— TASK BRIEF —
The records below must be written out exactly, with every picture left behind.

— Data entries for graphics —
>> Start
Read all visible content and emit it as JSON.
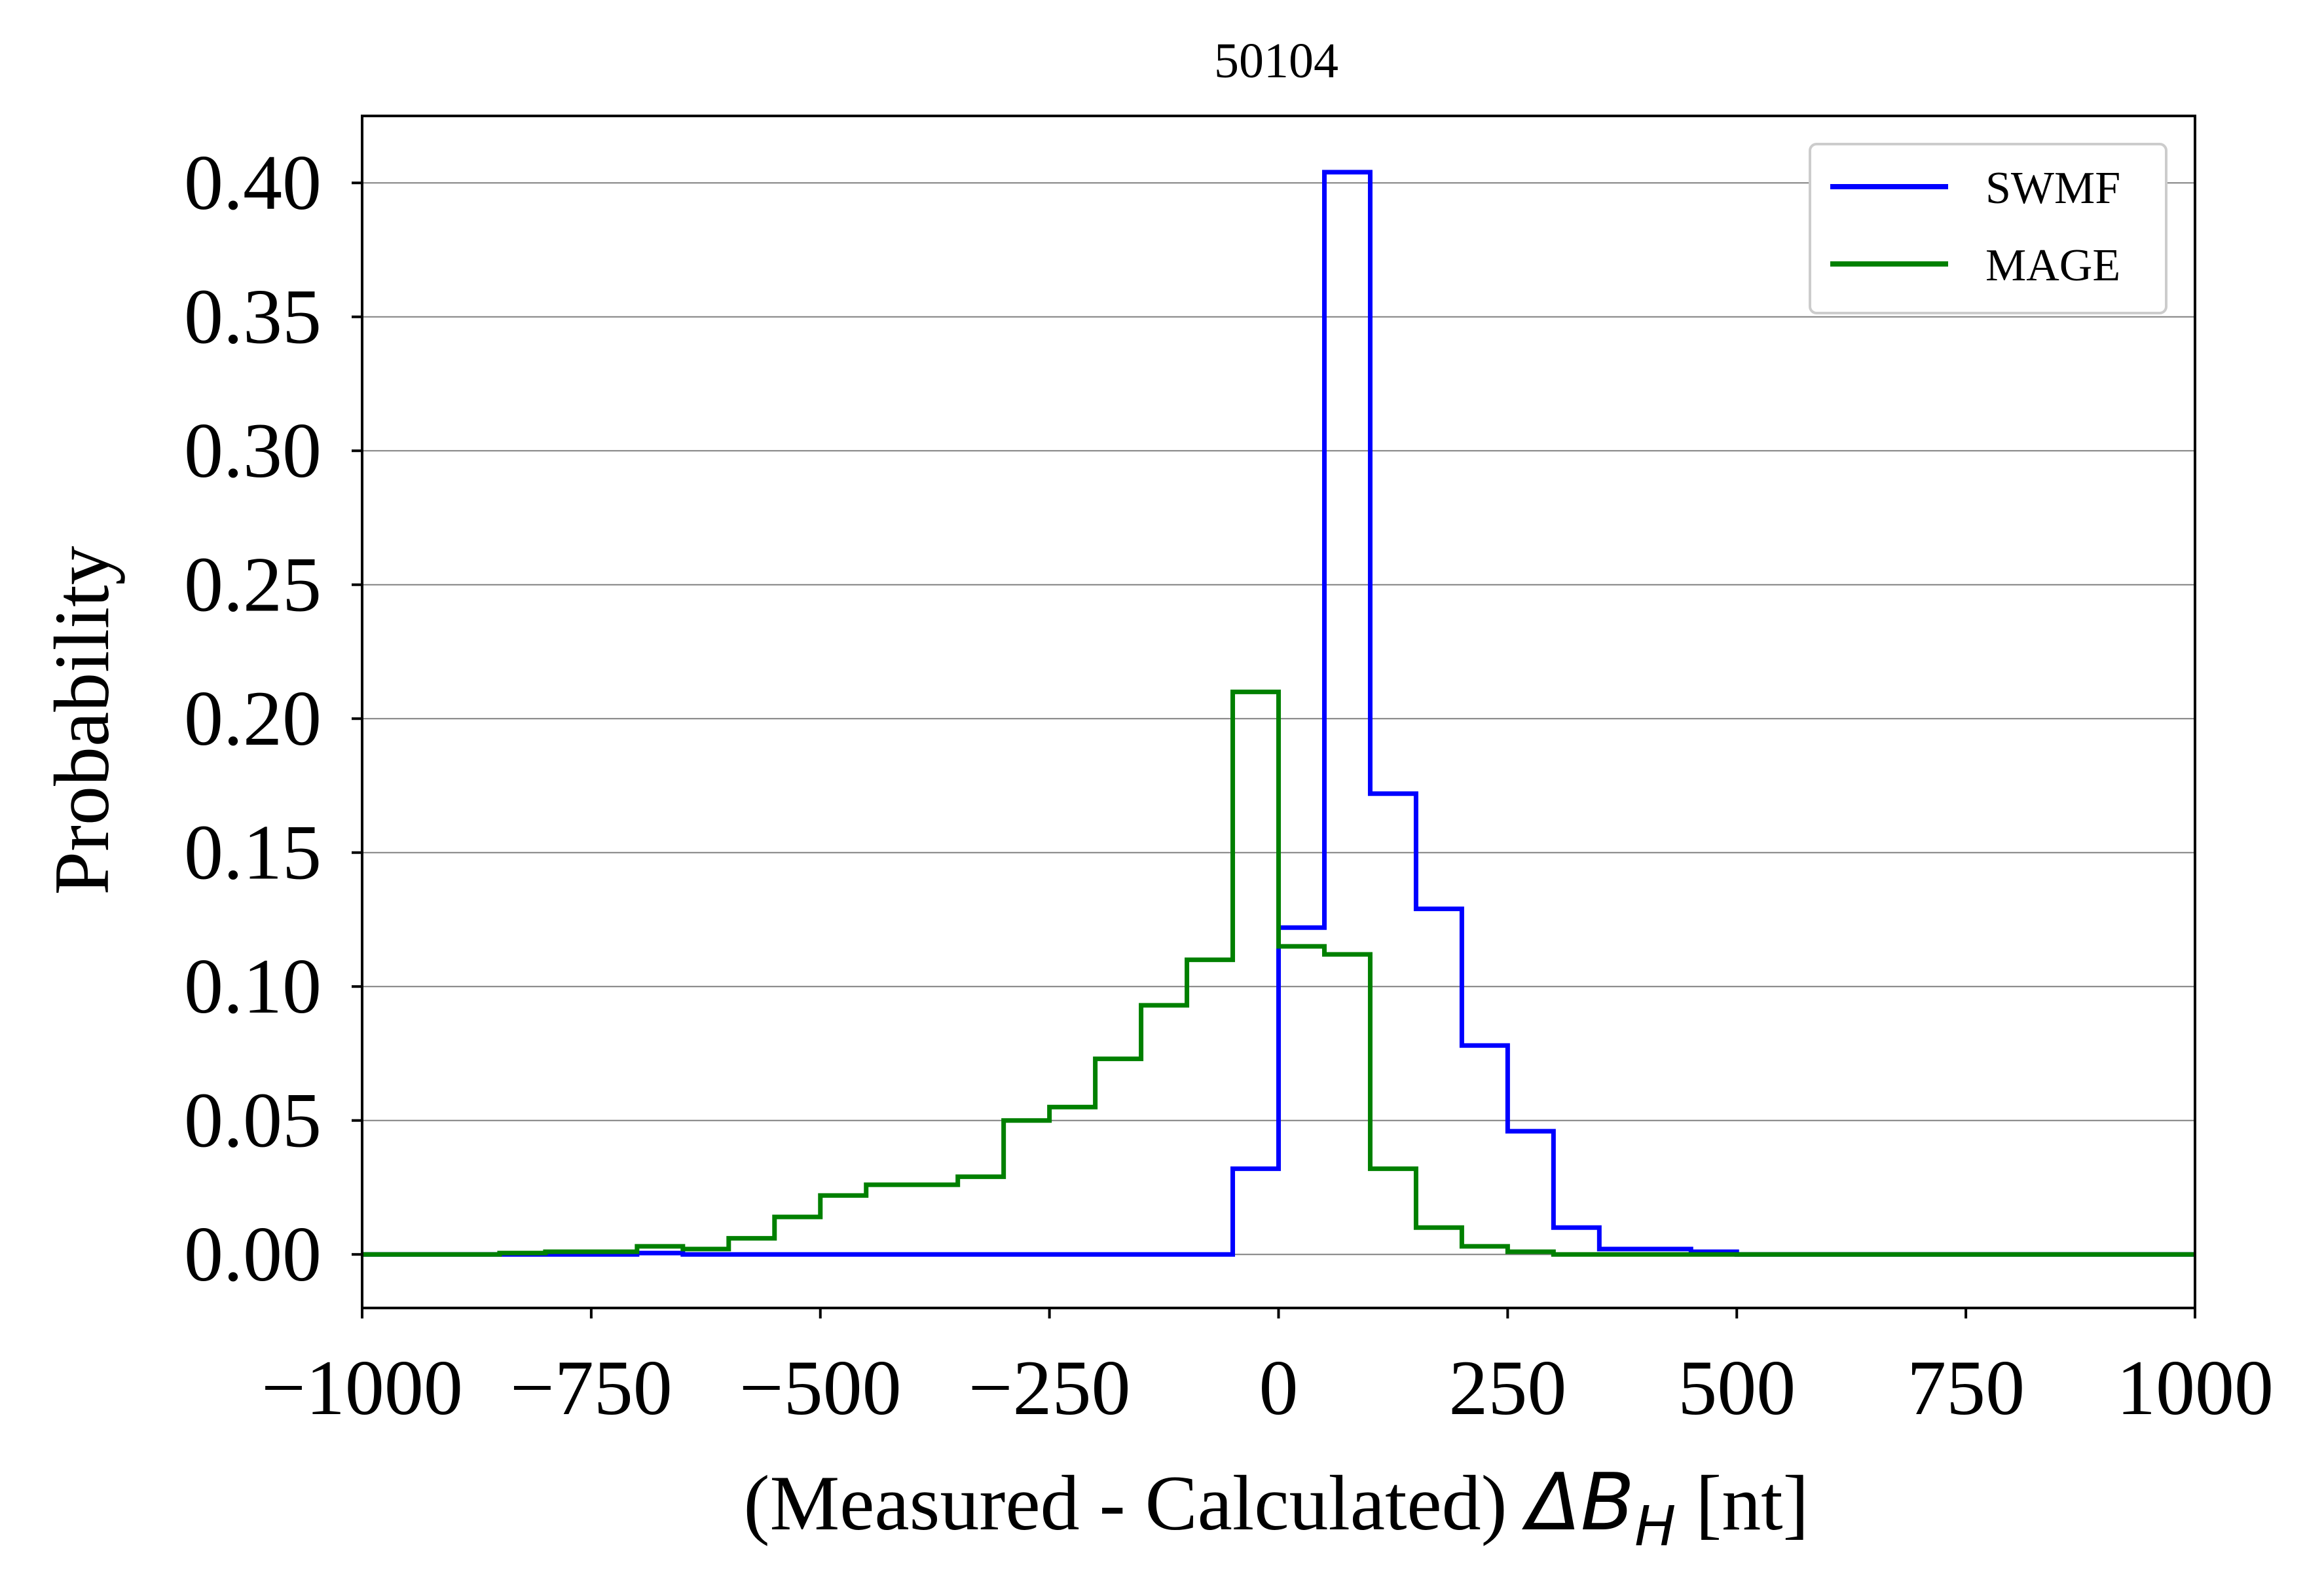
{
  "chart_data": {
    "type": "line",
    "step": true,
    "title": "50104",
    "xlabel": "(Measured - Calculated) ",
    "xlabel_math": "ΔB",
    "xlabel_sub": "H",
    "xlabel_unit": " [nt]",
    "ylabel": "Probability",
    "xlim": [
      -1000,
      1000
    ],
    "ylim": [
      -0.02,
      0.425
    ],
    "xticks": [
      -1000,
      -750,
      -500,
      -250,
      0,
      250,
      500,
      750,
      1000
    ],
    "xtick_labels": [
      "−1000",
      "−750",
      "−500",
      "−250",
      "0",
      "250",
      "500",
      "750",
      "1000"
    ],
    "yticks": [
      0.0,
      0.05,
      0.1,
      0.15,
      0.2,
      0.25,
      0.3,
      0.35,
      0.4
    ],
    "ytick_labels": [
      "0.00",
      "0.05",
      "0.10",
      "0.15",
      "0.20",
      "0.25",
      "0.30",
      "0.35",
      "0.40"
    ],
    "grid": "y",
    "legend_position": "top-right",
    "bin_edges": [
      -1000,
      -950,
      -900,
      -850,
      -800,
      -750,
      -700,
      -650,
      -600,
      -550,
      -500,
      -450,
      -400,
      -350,
      -300,
      -250,
      -200,
      -150,
      -100,
      -50,
      0,
      50,
      100,
      150,
      200,
      250,
      300,
      350,
      400,
      450,
      500,
      550,
      600,
      650,
      700,
      750,
      800,
      850,
      900,
      950,
      1000
    ],
    "series": [
      {
        "name": "SWMF",
        "color": "#0000ff",
        "values": [
          0,
          0,
          0,
          0,
          0,
          0,
          0.0005,
          0,
          0,
          0,
          0,
          0,
          0,
          0,
          0,
          0,
          0,
          0,
          0,
          0.032,
          0.122,
          0.404,
          0.172,
          0.129,
          0.078,
          0.046,
          0.01,
          0.002,
          0.002,
          0.001,
          0,
          0,
          0,
          0,
          0,
          0,
          0,
          0,
          0,
          0
        ]
      },
      {
        "name": "MAGE",
        "color": "#008000",
        "values": [
          0,
          0,
          0,
          0.0005,
          0.001,
          0.001,
          0.003,
          0.002,
          0.006,
          0.014,
          0.022,
          0.026,
          0.026,
          0.029,
          0.05,
          0.055,
          0.073,
          0.093,
          0.11,
          0.21,
          0.115,
          0.112,
          0.032,
          0.01,
          0.003,
          0.001,
          0,
          0,
          0,
          0,
          0,
          0,
          0,
          0,
          0,
          0,
          0,
          0,
          0,
          0
        ]
      }
    ]
  }
}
>> End
— THE REPLY —
Read all visible content and emit it as JSON.
{
  "chart_data": {
    "type": "line",
    "step": true,
    "title": "50104",
    "xlabel": "(Measured - Calculated) ",
    "xlabel_math": "ΔB",
    "xlabel_sub": "H",
    "xlabel_unit": " [nt]",
    "ylabel": "Probability",
    "xlim": [
      -1000,
      1000
    ],
    "ylim": [
      -0.02,
      0.425
    ],
    "xticks": [
      -1000,
      -750,
      -500,
      -250,
      0,
      250,
      500,
      750,
      1000
    ],
    "xtick_labels": [
      "−1000",
      "−750",
      "−500",
      "−250",
      "0",
      "250",
      "500",
      "750",
      "1000"
    ],
    "yticks": [
      0.0,
      0.05,
      0.1,
      0.15,
      0.2,
      0.25,
      0.3,
      0.35,
      0.4
    ],
    "ytick_labels": [
      "0.00",
      "0.05",
      "0.10",
      "0.15",
      "0.20",
      "0.25",
      "0.30",
      "0.35",
      "0.40"
    ],
    "grid": "y",
    "legend_position": "top-right",
    "bin_edges": [
      -1000,
      -950,
      -900,
      -850,
      -800,
      -750,
      -700,
      -650,
      -600,
      -550,
      -500,
      -450,
      -400,
      -350,
      -300,
      -250,
      -200,
      -150,
      -100,
      -50,
      0,
      50,
      100,
      150,
      200,
      250,
      300,
      350,
      400,
      450,
      500,
      550,
      600,
      650,
      700,
      750,
      800,
      850,
      900,
      950,
      1000
    ],
    "series": [
      {
        "name": "SWMF",
        "color": "#0000ff",
        "values": [
          0,
          0,
          0,
          0,
          0,
          0,
          0.0005,
          0,
          0,
          0,
          0,
          0,
          0,
          0,
          0,
          0,
          0,
          0,
          0,
          0.032,
          0.122,
          0.404,
          0.172,
          0.129,
          0.078,
          0.046,
          0.01,
          0.002,
          0.002,
          0.001,
          0,
          0,
          0,
          0,
          0,
          0,
          0,
          0,
          0,
          0
        ]
      },
      {
        "name": "MAGE",
        "color": "#008000",
        "values": [
          0,
          0,
          0,
          0.0005,
          0.001,
          0.001,
          0.003,
          0.002,
          0.006,
          0.014,
          0.022,
          0.026,
          0.026,
          0.029,
          0.05,
          0.055,
          0.073,
          0.093,
          0.11,
          0.21,
          0.115,
          0.112,
          0.032,
          0.01,
          0.003,
          0.001,
          0,
          0,
          0,
          0,
          0,
          0,
          0,
          0,
          0,
          0,
          0,
          0,
          0,
          0
        ]
      }
    ]
  }
}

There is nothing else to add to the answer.